=== Work required ===
Here are records with pictures in them. Copy all of them exactly and leave the pictures out.

----

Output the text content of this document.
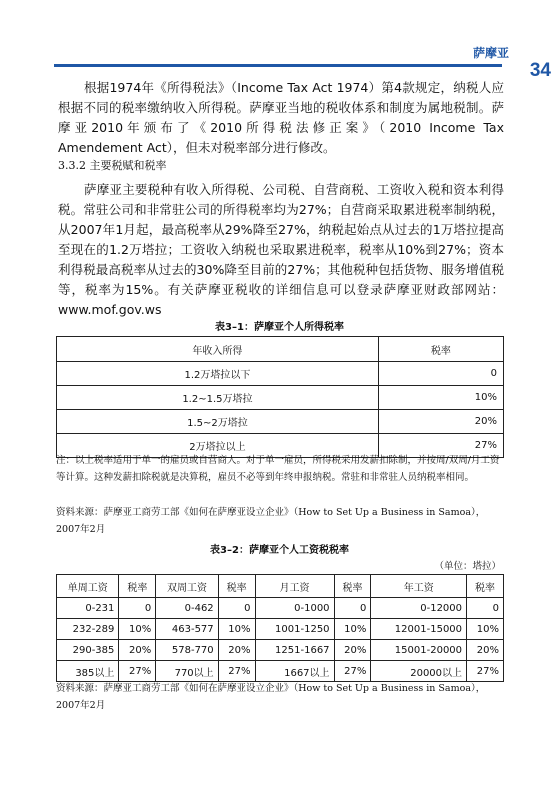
萨摩亚
34

根据1974年《所得税法》（Income Tax Act 1974）第4款规定，纳税人应根据不同的税率缴纳收入所得税。萨摩亚当地的税收体系和制度为属地税制。萨摩亚2010年颁布了《2010所得税法修正案》（2010 Income Tax Amendement Act），但未对税率部分进行修改。

3.3.2 主要税赋和税率

萨摩亚主要税种有收入所得税、公司税、自营商税、工资收入税和资本利得税。常驻公司和非常驻公司的所得税率均为27%；自营商采取累进税率制纳税，从2007年1月起，最高税率从29%降至27%，纳税起始点从过去的1万塔拉提高至现在的1.2万塔拉；工资收入纳税也采取累进税率，税率从10%到27%；资本利得税最高税率从过去的30%降至目前的27%；其他税种包括货物、服务增值税等，税率为15%。有关萨摩亚税收的详细信息可以登录萨摩亚财政部网站：www.mof.gov.ws

表3–1：萨摩亚个人所得税率
年收入所得	税率
1.2万塔拉以下	0
1.2~1.5万塔拉	10%
1.5~2万塔拉	20%
2万塔拉以上	27%

注：以上税率适用于单一的雇员或自营商人。对于单一雇员，所得税采用发薪扣除制，并按周/双周/月工资等计算。这种发薪扣除税就是决算税，雇员不必等到年终申报纳税。常驻和非常驻人员纳税率相同。

资料来源：萨摩亚工商劳工部《如何在萨摩亚设立企业》（How to Set Up a Business in Samoa），2007年2月

表3–2：萨摩亚个人工资税税率
（单位：塔拉）
单周工资	税率	双周工资	税率	月工资	税率	年工资	税率
0-231	0	0-462	0	0-1000	0	0-12000	0
232-289	10%	463-577	10%	1001-1250	10%	12001-15000	10%
290-385	20%	578-770	20%	1251-1667	20%	15001-20000	20%
385以上	27%	770以上	27%	1667以上	27%	20000以上	27%

资料来源：萨摩亚工商劳工部《如何在萨摩亚设立企业》（How to Set Up a Business in Samoa），2007年2月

----

=== Written reply ===
Output the text content of this document.
萨摩亚
34

根据1974年《所得税法》（Income Tax Act 1974）第4款规定，纳税人应根据不同的税率缴纳收入所得税。萨摩亚当地的税收体系和制度为属地税制。萨摩亚2010年颁布了《2010所得税法修正案》（2010 Income Tax Amendement Act），但未对税率部分进行修改。

3.3.2 主要税赋和税率

萨摩亚主要税种有收入所得税、公司税、自营商税、工资收入税和资本利得税。常驻公司和非常驻公司的所得税率均为27%；自营商采取累进税率制纳税，从2007年1月起，最高税率从29%降至27%，纳税起始点从过去的1万塔拉提高至现在的1.2万塔拉；工资收入纳税也采取累进税率，税率从10%到27%；资本利得税最高税率从过去的30%降至目前的27%；其他税种包括货物、服务增值税等，税率为15%。有关萨摩亚税收的详细信息可以登录萨摩亚财政部网站：www.mof.gov.ws

表3–1：萨摩亚个人所得税率
年收入所得	税率
1.2万塔拉以下	0
1.2~1.5万塔拉	10%
1.5~2万塔拉	20%
2万塔拉以上	27%

注：以上税率适用于单一的雇员或自营商人。对于单一雇员，所得税采用发薪扣除制，并按周/双周/月工资等计算。这种发薪扣除税就是决算税，雇员不必等到年终申报纳税。常驻和非常驻人员纳税率相同。

资料来源：萨摩亚工商劳工部《如何在萨摩亚设立企业》（How to Set Up a Business in Samoa），2007年2月

表3–2：萨摩亚个人工资税税率
（单位：塔拉）
单周工资	税率	双周工资	税率	月工资	税率	年工资	税率
0-231	0	0-462	0	0-1000	0	0-12000	0
232-289	10%	463-577	10%	1001-1250	10%	12001-15000	10%
290-385	20%	578-770	20%	1251-1667	20%	15001-20000	20%
385以上	27%	770以上	27%	1667以上	27%	20000以上	27%

资料来源：萨摩亚工商劳工部《如何在萨摩亚设立企业》（How to Set Up a Business in Samoa），2007年2月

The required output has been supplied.